» **Do this**
Write out the data below in full, unchanged, minus the images.

» **Record list**
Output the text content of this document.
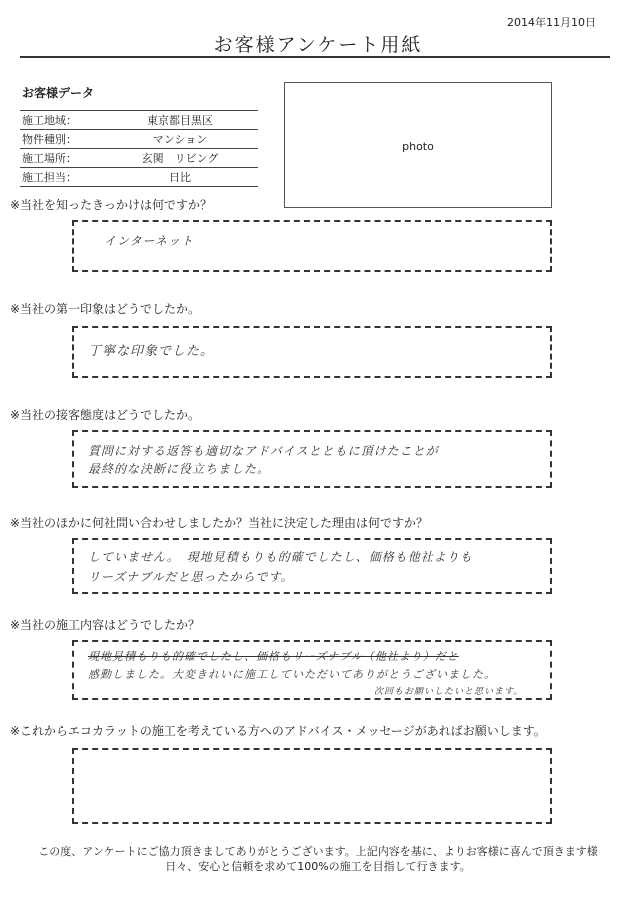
2014年11月10日
お客様アンケート用紙
お客様データ
施工地域：	東京都目黒区
物件種別：	マンション
施工場所：	玄関　リビング
施工担当：	日比
photo
※当社を知ったきっかけは何ですか？
インターネット
※当社の第一印象はどうでしたか。
丁寧な印象でした。
※当社の接客態度はどうでしたか。
質問に対する返答も適切なアドバイスとともに頂けたことが
最終的な決断に役立ちました。
※当社のほかに何社問い合わせしましたか？当社に決定した理由は何ですか？
していません。　現地見積もりも的確でしたし、価格も他社よりも
リーズナブルだと思ったからです。
※当社の施工内容はどうでしたか？
現地見積もりも的確でしたし、価格もリーズナブル（他社より）だと
感動しました。大変きれいに施工していただいてありがとうございました。
次回もお願いしたいと思います。
※これからエコカラットの施工を考えている方へのアドバイス・メッセージがあればお願いします。
この度、アンケートにご協力頂きましてありがとうございます。上記内容を基に、よりお客様に喜んで頂きます様
日々、安心と信頼を求めて100%の施工を目指して行きます。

» **Complete output**
Output the text content of this document.
2014年11月10日
お客様アンケート用紙
お客様データ
施工地域：	東京都目黒区
物件種別：	マンション
施工場所：	玄関　リビング
施工担当：	日比
photo
※当社を知ったきっかけは何ですか？
インターネット
※当社の第一印象はどうでしたか。
丁寧な印象でした。
※当社の接客態度はどうでしたか。
質問に対する返答も適切なアドバイスとともに頂けたことが
最終的な決断に役立ちました。
※当社のほかに何社問い合わせしましたか？当社に決定した理由は何ですか？
していません。　現地見積もりも的確でしたし、価格も他社よりも
リーズナブルだと思ったからです。
※当社の施工内容はどうでしたか？
現地見積もりも的確でしたし、価格もリーズナブル（他社より）だと
感動しました。大変きれいに施工していただいてありがとうございました。
次回もお願いしたいと思います。
※これからエコカラットの施工を考えている方へのアドバイス・メッセージがあればお願いします。
この度、アンケートにご協力頂きましてありがとうございます。上記内容を基に、よりお客様に喜んで頂きます様
日々、安心と信頼を求めて100%の施工を目指して行きます。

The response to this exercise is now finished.